What is needed: Exclude any images and output the remaining records exactly.

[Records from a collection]
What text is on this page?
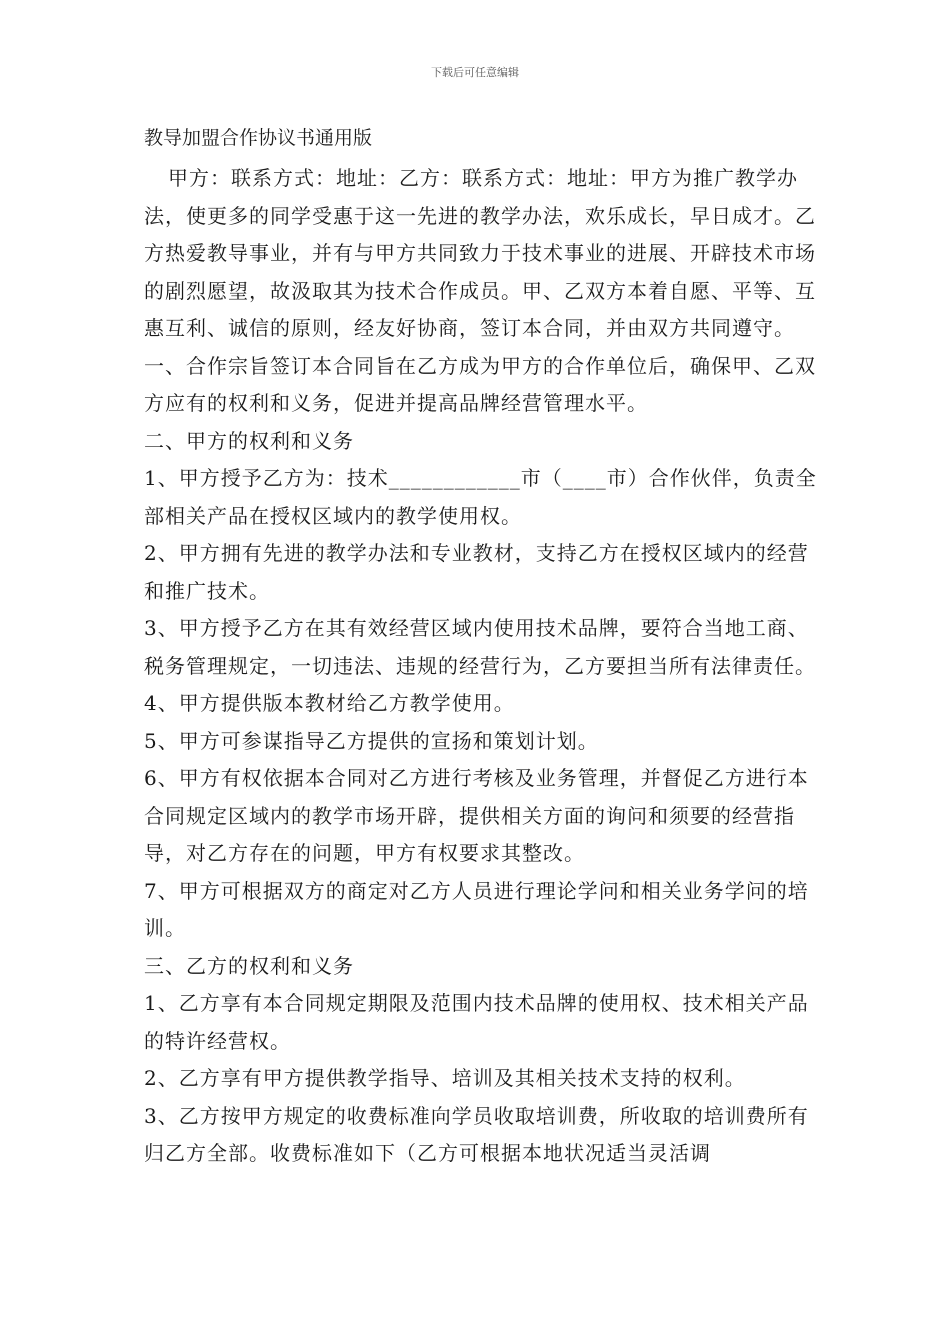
下载后可任意编辑

教导加盟合作协议书通用版

甲方：联系方式：地址：乙方：联系方式：地址：甲方为推广教学办法，使更多的同学受惠于这一先进的教学办法，欢乐成长，早日成才。乙方热爱教导事业，并有与甲方共同致力于技术事业的进展、开辟技术市场的剧烈愿望，故汲取其为技术合作成员。甲、乙双方本着自愿、平等、互惠互利、诚信的原则，经友好协商，签订本合同，并由双方共同遵守。

一、合作宗旨签订本合同旨在乙方成为甲方的合作单位后，确保甲、乙双方应有的权利和义务，促进并提高品牌经营管理水平。

二、甲方的权利和义务

1、甲方授予乙方为：技术____________市（____市）合作伙伴，负责全部相关产品在授权区域内的教学使用权。

2、甲方拥有先进的教学办法和专业教材，支持乙方在授权区域内的经营和推广技术。

3、甲方授予乙方在其有效经营区域内使用技术品牌，要符合当地工商、税务管理规定，一切违法、违规的经营行为，乙方要担当所有法律责任。

4、甲方提供版本教材给乙方教学使用。

5、甲方可参谋指导乙方提供的宣扬和策划计划。

6、甲方有权依据本合同对乙方进行考核及业务管理，并督促乙方进行本合同规定区域内的教学市场开辟，提供相关方面的询问和须要的经营指导，对乙方存在的问题，甲方有权要求其整改。

7、甲方可根据双方的商定对乙方人员进行理论学问和相关业务学问的培训。

三、乙方的权利和义务

1、乙方享有本合同规定期限及范围内技术品牌的使用权、技术相关产品的特许经营权。

2、乙方享有甲方提供教学指导、培训及其相关技术支持的权利。

3、乙方按甲方规定的收费标准向学员收取培训费，所收取的培训费所有归乙方全部。收费标准如下（乙方可根据本地状况适当灵活调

The completed task:
What text is on this page?
下载后可任意编辑

教导加盟合作协议书通用版

甲方：联系方式：地址：乙方：联系方式：地址：甲方为推广教学办法，使更多的同学受惠于这一先进的教学办法，欢乐成长，早日成才。乙方热爱教导事业，并有与甲方共同致力于技术事业的进展、开辟技术市场的剧烈愿望，故汲取其为技术合作成员。甲、乙双方本着自愿、平等、互惠互利、诚信的原则，经友好协商，签订本合同，并由双方共同遵守。

一、合作宗旨签订本合同旨在乙方成为甲方的合作单位后，确保甲、乙双方应有的权利和义务，促进并提高品牌经营管理水平。

二、甲方的权利和义务

1、甲方授予乙方为：技术____________市（____市）合作伙伴，负责全部相关产品在授权区域内的教学使用权。

2、甲方拥有先进的教学办法和专业教材，支持乙方在授权区域内的经营和推广技术。

3、甲方授予乙方在其有效经营区域内使用技术品牌，要符合当地工商、税务管理规定，一切违法、违规的经营行为，乙方要担当所有法律责任。

4、甲方提供版本教材给乙方教学使用。

5、甲方可参谋指导乙方提供的宣扬和策划计划。

6、甲方有权依据本合同对乙方进行考核及业务管理，并督促乙方进行本合同规定区域内的教学市场开辟，提供相关方面的询问和须要的经营指导，对乙方存在的问题，甲方有权要求其整改。

7、甲方可根据双方的商定对乙方人员进行理论学问和相关业务学问的培训。

三、乙方的权利和义务

1、乙方享有本合同规定期限及范围内技术品牌的使用权、技术相关产品的特许经营权。

2、乙方享有甲方提供教学指导、培训及其相关技术支持的权利。

3、乙方按甲方规定的收费标准向学员收取培训费，所收取的培训费所有归乙方全部。收费标准如下（乙方可根据本地状况适当灵活调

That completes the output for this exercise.